PROBLEM DETAILS: Review the lines that follow and copy each one that contains the word "德阳经开区".

★ ★ ★ ★

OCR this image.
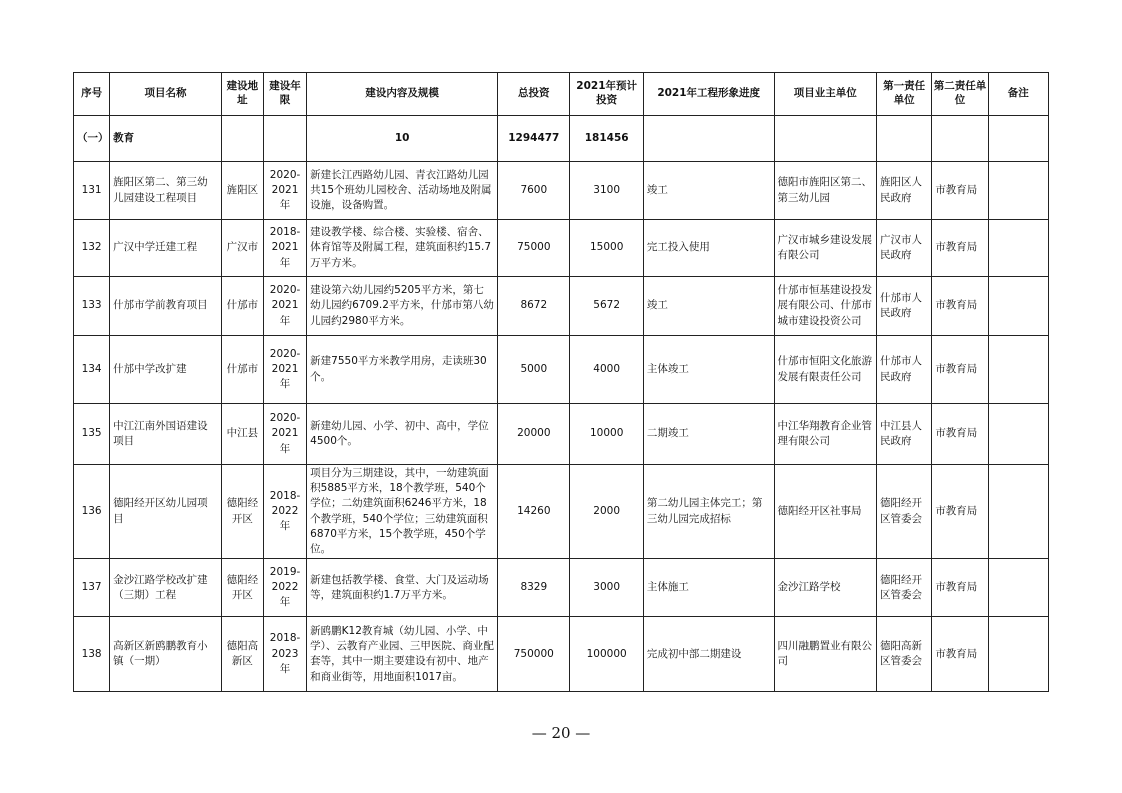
序号	项目名称	建设地址	建设年限	建设内容及规模	总投资	2021年预计投资	2021年工程形象进度	项目业主单位	第一责任单位	第二责任单位	备注
（一）	教育			10	1294477	181456					
131	旌阳区第二、第三幼儿园建设工程项目	旌阳区	2020-2021年	新建长江西路幼儿园、青衣江路幼儿园共15个班幼儿园校舍、活动场地及附属设施，设备购置。	7600	3100	竣工	德阳市旌阳区第二、第三幼儿园	旌阳区人民政府	市教育局	
132	广汉中学迁建工程	广汉市	2018-2021年	建设教学楼、综合楼、实验楼、宿舍、体育馆等及附属工程，建筑面积约15.7万平方米。	75000	15000	完工投入使用	广汉市城乡建设发展有限公司	广汉市人民政府	市教育局	
133	什邡市学前教育项目	什邡市	2020-2021年	建设第六幼儿园约5205平方米，第七幼儿园约6709.2平方米，什邡市第八幼儿园约2980平方米。	8672	5672	竣工	什邡市恒基建设投发展有限公司、什邡市城市建设投资公司	什邡市人民政府	市教育局	
134	什邡中学改扩建	什邡市	2020-2021年	新建7550平方米教学用房，走读班30个。	5000	4000	主体竣工	什邡市恒阳文化旅游发展有限责任公司	什邡市人民政府	市教育局	
135	中江江南外国语建设项目	中江县	2020-2021年	新建幼儿园、小学、初中、高中，学位4500个。	20000	10000	二期竣工	中江华翔教育企业管理有限公司	中江县人民政府	市教育局	
136	德阳经开区幼儿园项目	德阳经开区	2018-2022年	项目分为三期建设，其中，一幼建筑面积5885平方米，18个教学班，540个学位；二幼建筑面积6246平方米，18个教学班，540个学位；三幼建筑面积6870平方米，15个教学班，450个学位。	14260	2000	第二幼儿园主体完工；第三幼儿园完成招标	德阳经开区社事局	德阳经开区管委会	市教育局	
137	金沙江路学校改扩建（三期）工程	德阳经开区	2019-2022年	新建包括教学楼、食堂、大门及运动场等，建筑面积约1.7万平方米。	8329	3000	主体施工	金沙江路学校	德阳经开区管委会	市教育局	
138	高新区新鸥鹏教育小镇（一期）	德阳高新区	2018-2023年	新鸥鹏K12教育城（幼儿园、小学、中学）、云教育产业园、三甲医院、商业配套等，其中一期主要建设有初中、地产和商业街等，用地面积1017亩。	750000	100000	完成初中部二期建设	四川融鹏置业有限公司	德阳高新区管委会	市教育局	
— 20 —
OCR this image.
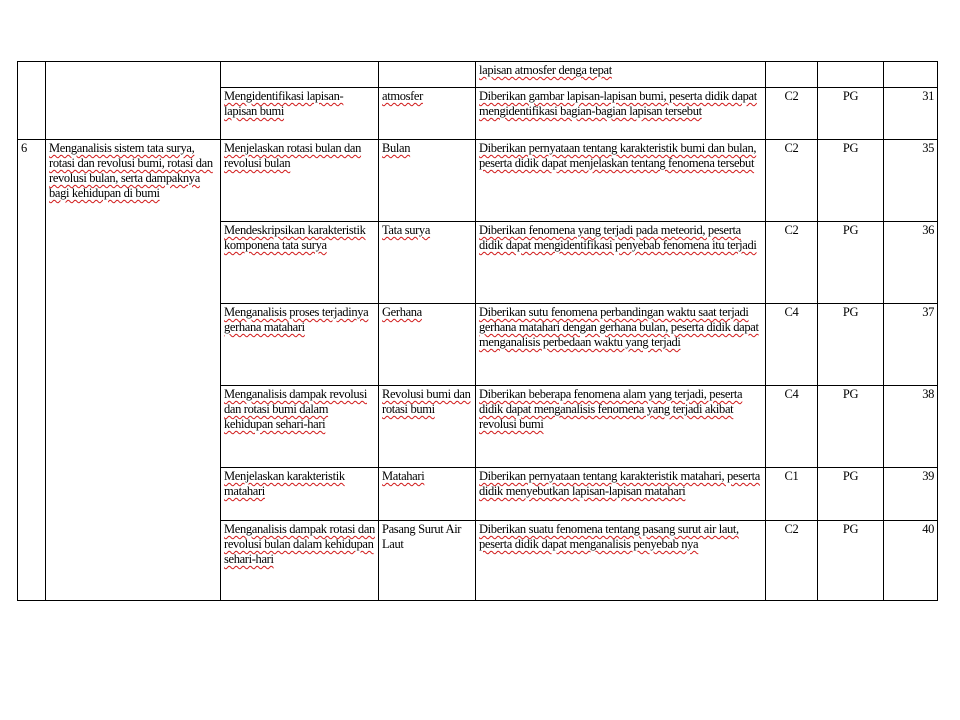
				lapisan atmosfer denga tepat			
		Mengidentifikasi lapisan-lapisan bumi	atmosfer	Diberikan gambar lapisan-lapisan bumi, peserta didik dapat mengidentifikasi bagian-bagian lapisan tersebut	C2	PG	31
6	Menganalisis sistem tata surya, rotasi dan revolusi bumi, rotasi dan revolusi bulan, serta dampaknya bagi kehidupan di bumi	Menjelaskan rotasi bulan dan revolusi bulan	Bulan	Diberikan pernyataan tentang karakteristik bumi dan bulan, peserta didik dapat menjelaskan tentang fenomena tersebut	C2	PG	35
		Mendeskripsikan karakteristik komponena tata surya	Tata surya	Diberikan fenomena yang terjadi pada meteorid, peserta didik dapat mengidentifikasi penyebab fenomena itu terjadi	C2	PG	36
		Menganalisis proses terjadinya gerhana matahari	Gerhana	Diberikan sutu fenomena perbandingan waktu saat terjadi gerhana matahari dengan gerhana bulan, peserta didik dapat menganalisis perbedaan waktu yang terjadi	C4	PG	37
		Menganalisis dampak revolusi dan rotasi bumi dalam kehidupan sehari-hari	Revolusi bumi dan rotasi bumi	Diberikan beberapa fenomena alam yang terjadi, peserta didik dapat menganalisis fenomena yang terjadi akibat revolusi bumi	C4	PG	38
		Menjelaskan karakteristik matahari	Matahari	Diberikan pernyataan tentang karakteristik matahari, peserta didik menyebutkan lapisan-lapisan matahari	C1	PG	39
		Menganalisis dampak rotasi dan revolusi bulan dalam kehidupan sehari-hari	Pasang Surut Air Laut	Diberikan suatu fenomena tentang pasang surut air laut, peserta didik dapat menganalisis penyebab nya	C2	PG	40
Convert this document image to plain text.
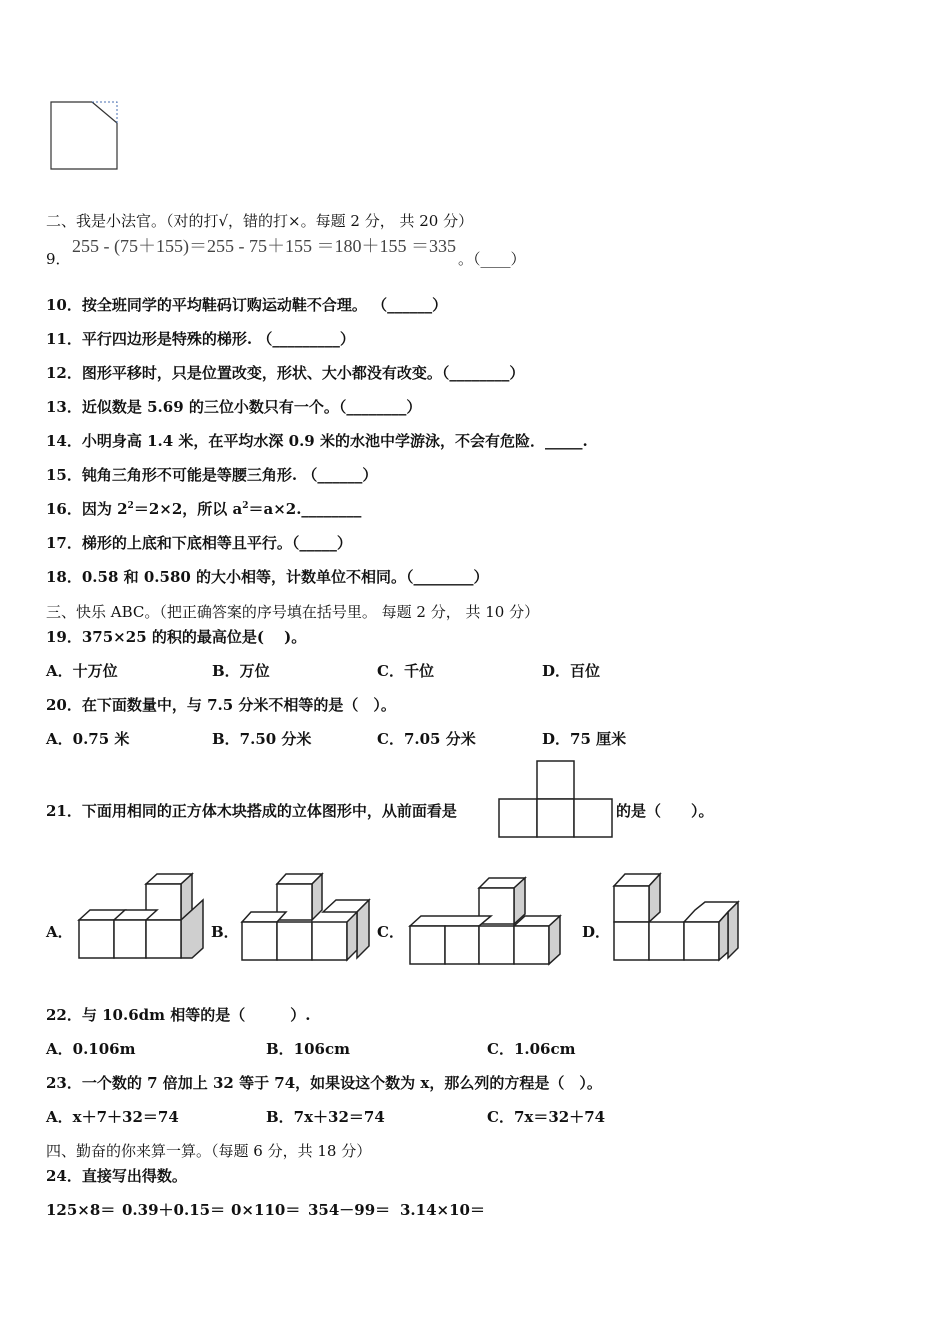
二、我是小法官。（对的打√，错的打×。每题 2 分， 共 20 分）
9．
255 - (75＋155)＝255 - 75＋155 ＝180＋155 ＝335
。（____）
10．按全班同学的平均鞋码订购运动鞋不合理。 （______）
11．平行四边形是特殊的梯形. （_________）
12．图形平移时，只是位置改变，形状、大小都没有改变。（________）
13．近似数是 5.69 的三位小数只有一个。（________）
14．小明身高 1.4 米，在平均水深 0.9 米的水池中学游泳，不会有危险．_____.
15．钝角三角形不可能是等腰三角形. （______）
16．因为 $2^2=2\times 2$，所以 $a^2=a\times 2.\_\_\_\_\_\_\_\_$
17．梯形的上底和下底相等且平行。（_____）
18．0.58 和 0.580 的大小相等，计数单位不相同。（________）
三、快乐 ABC。（把正确答案的序号填在括号里。 每题 2 分， 共 10 分）
19．375×25 的积的最高位是(　 )。
A．十万位	B．万位	C．千位	D．百位
20．在下面数量中，与 7.5 分米不相等的是（　）。
A．0.75 米	B．7.50 分米	C．7.05 分米	D．75 厘米
21．下面用相同的正方体木块搭成的立体图形中，从前面看是	的是（　　）。
A．	B．	C．	D．
22．与 10.6dm 相等的是（　　　）.
A．0.106m	B．106cm	C．1.06cm
23．一个数的 7 倍加上 32 等于 74，如果设这个数为 x，那么列的方程是（　）。
A．x＋7＋32＝74	B．7x＋32＝74	C．7x＝32＋74
四、勤奋的你来算一算。（每题 6 分，共 18 分）
24．直接写出得数。
125×8＝ 0.39＋0.15＝ 0×110＝ 354－99＝ 3.14×10＝
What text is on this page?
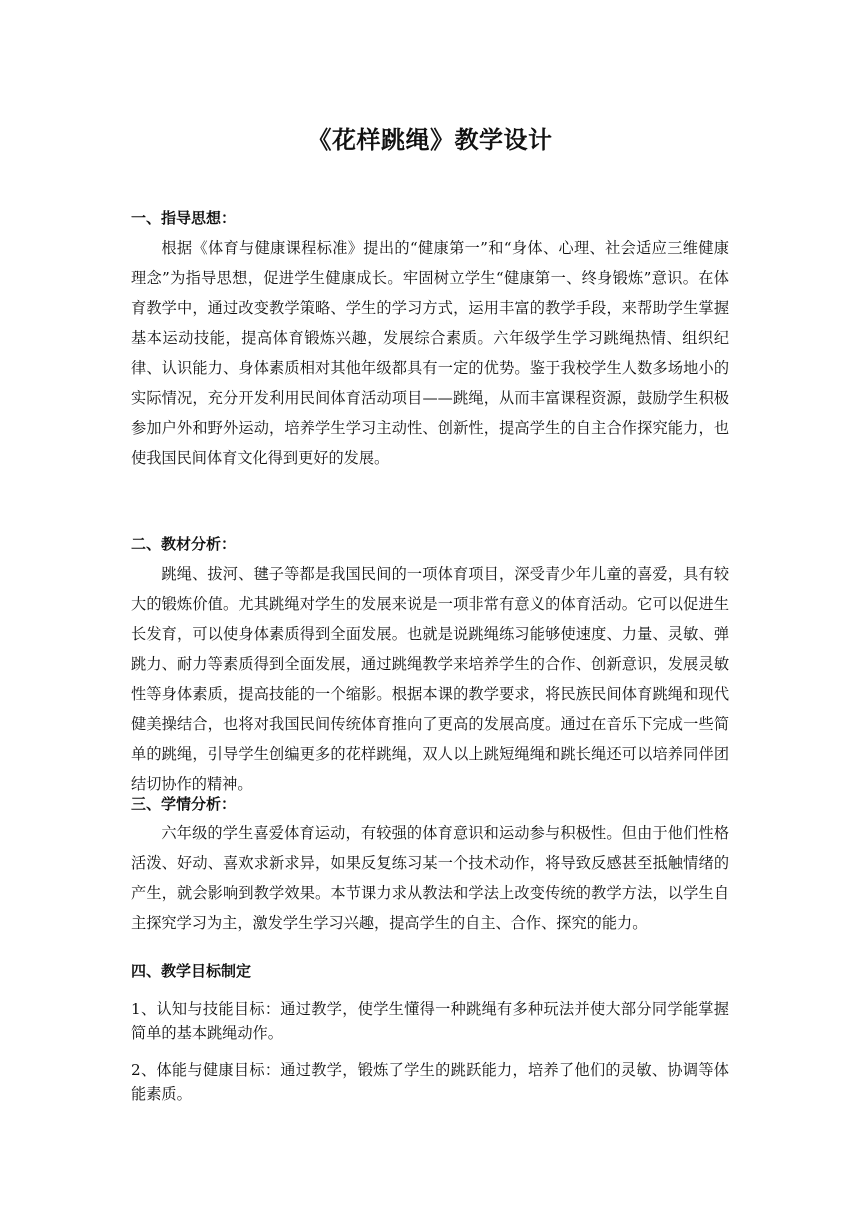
《花样跳绳》教学设计
一、指导思想：

根据《体育与健康课程标准》提出的“健康第一”和“身体、心理、社会适应三维健康理念”为指导思想，促进学生健康成长。牢固树立学生“健康第一、终身锻炼”意识。在体育教学中，通过改变教学策略、学生的学习方式，运用丰富的教学手段，来帮助学生掌握基本运动技能，提高体育锻炼兴趣，发展综合素质。六年级学生学习跳绳热情、组织纪律、认识能力、身体素质相对其他年级都具有一定的优势。鉴于我校学生人数多场地小的实际情况，充分开发利用民间体育活动项目——跳绳，从而丰富课程资源，鼓励学生积极参加户外和野外运动，培养学生学习主动性、创新性，提高学生的自主合作探究能力，也使我国民间体育文化得到更好的发展。

二、教材分析：

跳绳、拔河、毽子等都是我国民间的一项体育项目，深受青少年儿童的喜爱，具有较大的锻炼价值。尤其跳绳对学生的发展来说是一项非常有意义的体育活动。它可以促进生长发育，可以使身体素质得到全面发展。也就是说跳绳练习能够使速度、力量、灵敏、弹跳力、耐力等素质得到全面发展，通过跳绳教学来培养学生的合作、创新意识，发展灵敏性等身体素质，提高技能的一个缩影。根据本课的教学要求，将民族民间体育跳绳和现代健美操结合，也将对我国民间传统体育推向了更高的发展高度。通过在音乐下完成一些简单的跳绳，引导学生创编更多的花样跳绳，双人以上跳短绳绳和跳长绳还可以培养同伴团结切协作的精神。

三、学情分析：

六年级的学生喜爱体育运动，有较强的体育意识和运动参与积极性。但由于他们性格活泼、好动、喜欢求新求异，如果反复练习某一个技术动作，将导致反感甚至抵触情绪的产生，就会影响到教学效果。本节课力求从教法和学法上改变传统的教学方法，以学生自主探究学习为主，激发学生学习兴趣，提高学生的自主、合作、探究的能力。

四、教学目标制定

1、认知与技能目标：通过教学，使学生懂得一种跳绳有多种玩法并使大部分同学能掌握简单的基本跳绳动作。

2、体能与健康目标：通过教学，锻炼了学生的跳跃能力，培养了他们的灵敏、协调等体能素质。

★ ★ ★ ★

SOLUTION TO THE EXERCISE:
136	德阳经开区幼儿园项目	德阳经开区	2018-2022年	项目分为三期建设，其中，一幼建筑面积5885平方米，18个教学班，540个学位；二幼建筑面积6246平方米，18个教学班，540个学位；三幼建筑面积6870平方米，15个教学班，450个学位。	14260	2000	第二幼儿园主体完工；第三幼儿园完成招标	德阳经开区社事局	德阳经开区管委会	市教育局	
137	金沙江路学校改扩建（三期）工程	德阳经开区	2019-2022年	新建包括教学楼、食堂、大门及运动场等，建筑面积约1.7万平方米。	8329	3000	主体施工	金沙江路学校	德阳经开区管委会	市教育局	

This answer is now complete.